ЧТО ТРЕБУЕТСЯ :: Перепечатайте без изменений часть материала, которая начинается с его первой строки и заканчивается строкой, содержащей «app-icon[interactable]: ● xyxy=(492,704,504,716)». Обе границы включаются.
:: МАТЕРИАЛ ЗАДАНИЯ ::
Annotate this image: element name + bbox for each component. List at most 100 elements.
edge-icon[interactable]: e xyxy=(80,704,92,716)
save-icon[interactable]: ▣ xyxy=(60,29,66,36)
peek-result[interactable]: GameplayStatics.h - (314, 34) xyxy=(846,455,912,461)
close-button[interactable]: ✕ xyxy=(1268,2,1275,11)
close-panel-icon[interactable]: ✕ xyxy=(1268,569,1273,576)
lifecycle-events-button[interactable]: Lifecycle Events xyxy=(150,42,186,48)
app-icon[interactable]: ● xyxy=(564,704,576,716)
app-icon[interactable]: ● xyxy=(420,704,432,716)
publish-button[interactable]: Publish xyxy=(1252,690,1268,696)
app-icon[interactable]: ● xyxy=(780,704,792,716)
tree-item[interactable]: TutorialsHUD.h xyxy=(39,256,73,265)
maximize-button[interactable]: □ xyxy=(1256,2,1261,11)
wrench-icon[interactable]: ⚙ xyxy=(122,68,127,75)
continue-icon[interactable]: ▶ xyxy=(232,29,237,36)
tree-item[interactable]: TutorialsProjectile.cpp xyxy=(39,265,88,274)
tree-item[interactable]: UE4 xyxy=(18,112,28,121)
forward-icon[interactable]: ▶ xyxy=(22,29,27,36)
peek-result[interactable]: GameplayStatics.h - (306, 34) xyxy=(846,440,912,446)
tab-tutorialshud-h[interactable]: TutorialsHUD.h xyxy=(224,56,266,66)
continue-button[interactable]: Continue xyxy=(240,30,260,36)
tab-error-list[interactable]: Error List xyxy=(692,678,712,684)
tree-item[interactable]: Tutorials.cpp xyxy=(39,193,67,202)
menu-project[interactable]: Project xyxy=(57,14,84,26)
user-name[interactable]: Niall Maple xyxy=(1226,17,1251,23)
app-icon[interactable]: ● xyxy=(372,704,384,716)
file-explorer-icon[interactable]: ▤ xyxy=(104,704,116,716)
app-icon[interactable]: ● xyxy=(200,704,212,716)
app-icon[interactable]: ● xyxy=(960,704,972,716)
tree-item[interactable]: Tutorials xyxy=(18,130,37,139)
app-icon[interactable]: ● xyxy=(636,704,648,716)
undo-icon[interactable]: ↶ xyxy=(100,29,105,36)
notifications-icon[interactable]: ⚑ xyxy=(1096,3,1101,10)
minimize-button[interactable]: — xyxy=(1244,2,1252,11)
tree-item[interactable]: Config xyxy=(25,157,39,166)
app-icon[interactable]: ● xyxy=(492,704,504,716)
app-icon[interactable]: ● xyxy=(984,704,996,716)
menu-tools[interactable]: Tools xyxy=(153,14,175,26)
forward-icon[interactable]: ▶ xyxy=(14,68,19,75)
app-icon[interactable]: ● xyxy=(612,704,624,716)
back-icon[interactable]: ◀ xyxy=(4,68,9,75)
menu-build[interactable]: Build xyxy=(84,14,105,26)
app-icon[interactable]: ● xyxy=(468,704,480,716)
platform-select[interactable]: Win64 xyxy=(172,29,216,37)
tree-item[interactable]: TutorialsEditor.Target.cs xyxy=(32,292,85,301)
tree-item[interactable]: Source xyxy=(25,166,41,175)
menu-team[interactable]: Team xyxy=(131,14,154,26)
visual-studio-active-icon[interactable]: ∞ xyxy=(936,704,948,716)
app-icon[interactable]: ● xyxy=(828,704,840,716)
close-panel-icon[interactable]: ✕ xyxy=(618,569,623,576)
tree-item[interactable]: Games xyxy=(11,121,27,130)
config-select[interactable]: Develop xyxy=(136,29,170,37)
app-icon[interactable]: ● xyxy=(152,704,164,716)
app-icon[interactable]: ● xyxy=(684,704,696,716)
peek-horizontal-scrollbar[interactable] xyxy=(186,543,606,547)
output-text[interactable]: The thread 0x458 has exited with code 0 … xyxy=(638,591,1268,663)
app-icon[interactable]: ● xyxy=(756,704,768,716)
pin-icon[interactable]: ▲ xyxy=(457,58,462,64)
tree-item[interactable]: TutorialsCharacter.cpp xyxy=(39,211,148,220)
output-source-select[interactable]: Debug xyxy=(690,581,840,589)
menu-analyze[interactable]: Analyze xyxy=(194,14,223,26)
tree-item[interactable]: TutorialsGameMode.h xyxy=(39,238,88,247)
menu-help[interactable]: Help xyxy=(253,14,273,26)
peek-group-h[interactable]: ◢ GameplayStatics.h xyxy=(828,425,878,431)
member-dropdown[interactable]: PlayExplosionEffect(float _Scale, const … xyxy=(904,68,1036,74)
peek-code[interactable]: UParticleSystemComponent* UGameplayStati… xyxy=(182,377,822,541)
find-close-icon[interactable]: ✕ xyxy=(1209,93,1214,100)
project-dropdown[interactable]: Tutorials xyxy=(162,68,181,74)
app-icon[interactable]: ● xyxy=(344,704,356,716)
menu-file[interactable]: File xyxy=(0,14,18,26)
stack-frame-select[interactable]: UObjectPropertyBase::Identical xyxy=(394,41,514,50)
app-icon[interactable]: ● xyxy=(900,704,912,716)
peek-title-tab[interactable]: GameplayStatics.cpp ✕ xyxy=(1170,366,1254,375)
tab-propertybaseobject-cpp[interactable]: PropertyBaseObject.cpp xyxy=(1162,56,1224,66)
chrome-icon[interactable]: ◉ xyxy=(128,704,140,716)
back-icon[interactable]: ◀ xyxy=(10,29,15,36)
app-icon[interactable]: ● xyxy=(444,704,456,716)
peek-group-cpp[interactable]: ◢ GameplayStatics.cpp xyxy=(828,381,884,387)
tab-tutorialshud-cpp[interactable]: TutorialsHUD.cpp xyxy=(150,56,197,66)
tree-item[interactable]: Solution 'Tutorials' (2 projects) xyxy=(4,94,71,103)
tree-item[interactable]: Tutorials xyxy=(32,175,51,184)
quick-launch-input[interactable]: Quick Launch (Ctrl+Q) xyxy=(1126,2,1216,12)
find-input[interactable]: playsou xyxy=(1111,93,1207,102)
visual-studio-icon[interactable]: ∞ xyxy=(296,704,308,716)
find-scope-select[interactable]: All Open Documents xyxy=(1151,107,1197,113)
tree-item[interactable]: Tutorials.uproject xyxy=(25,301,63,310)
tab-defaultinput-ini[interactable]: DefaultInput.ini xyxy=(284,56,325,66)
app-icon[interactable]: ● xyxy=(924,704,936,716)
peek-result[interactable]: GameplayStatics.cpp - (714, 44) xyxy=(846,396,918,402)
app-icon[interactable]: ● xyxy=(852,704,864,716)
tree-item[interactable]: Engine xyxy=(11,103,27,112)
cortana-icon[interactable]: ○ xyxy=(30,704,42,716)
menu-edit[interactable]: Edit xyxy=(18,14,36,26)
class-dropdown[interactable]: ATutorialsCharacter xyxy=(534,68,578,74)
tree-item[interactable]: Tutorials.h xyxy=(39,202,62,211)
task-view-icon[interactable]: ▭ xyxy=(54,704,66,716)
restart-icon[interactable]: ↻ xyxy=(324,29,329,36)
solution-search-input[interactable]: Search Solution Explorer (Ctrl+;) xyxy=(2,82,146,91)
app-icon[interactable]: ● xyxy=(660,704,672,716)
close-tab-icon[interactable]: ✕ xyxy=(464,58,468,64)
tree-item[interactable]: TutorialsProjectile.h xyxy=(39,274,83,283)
:::
ОТВЕТ ::
Annotate this image: element name + bbox for each component. List at most 100 elements.
edge-icon[interactable]: e xyxy=(80,704,92,716)
save-icon[interactable]: ▣ xyxy=(60,29,66,36)
peek-result[interactable]: GameplayStatics.h - (314, 34) xyxy=(846,455,912,461)
close-button[interactable]: ✕ xyxy=(1268,2,1275,11)
close-panel-icon[interactable]: ✕ xyxy=(1268,569,1273,576)
lifecycle-events-button[interactable]: Lifecycle Events xyxy=(150,42,186,48)
app-icon[interactable]: ● xyxy=(564,704,576,716)
app-icon[interactable]: ● xyxy=(420,704,432,716)
publish-button[interactable]: Publish xyxy=(1252,690,1268,696)
app-icon[interactable]: ● xyxy=(780,704,792,716)
tree-item[interactable]: TutorialsHUD.h xyxy=(39,256,73,265)
maximize-button[interactable]: □ xyxy=(1256,2,1261,11)
wrench-icon[interactable]: ⚙ xyxy=(122,68,127,75)
continue-icon[interactable]: ▶ xyxy=(232,29,237,36)
tree-item[interactable]: TutorialsProjectile.cpp xyxy=(39,265,88,274)
tree-item[interactable]: UE4 xyxy=(18,112,28,121)
forward-icon[interactable]: ▶ xyxy=(22,29,27,36)
peek-result[interactable]: GameplayStatics.h - (306, 34) xyxy=(846,440,912,446)
tab-tutorialshud-h[interactable]: TutorialsHUD.h xyxy=(224,56,266,66)
continue-button[interactable]: Continue xyxy=(240,30,260,36)
tab-error-list[interactable]: Error List xyxy=(692,678,712,684)
tree-item[interactable]: Tutorials.cpp xyxy=(39,193,67,202)
menu-project[interactable]: Project xyxy=(57,14,84,26)
user-name[interactable]: Niall Maple xyxy=(1226,17,1251,23)
app-icon[interactable]: ● xyxy=(372,704,384,716)
file-explorer-icon[interactable]: ▤ xyxy=(104,704,116,716)
app-icon[interactable]: ● xyxy=(200,704,212,716)
app-icon[interactable]: ● xyxy=(960,704,972,716)
tree-item[interactable]: Tutorials xyxy=(18,130,37,139)
app-icon[interactable]: ● xyxy=(636,704,648,716)
undo-icon[interactable]: ↶ xyxy=(100,29,105,36)
notifications-icon[interactable]: ⚑ xyxy=(1096,3,1101,10)
minimize-button[interactable]: — xyxy=(1244,2,1252,11)
tree-item[interactable]: Config xyxy=(25,157,39,166)
app-icon[interactable]: ● xyxy=(492,704,504,716)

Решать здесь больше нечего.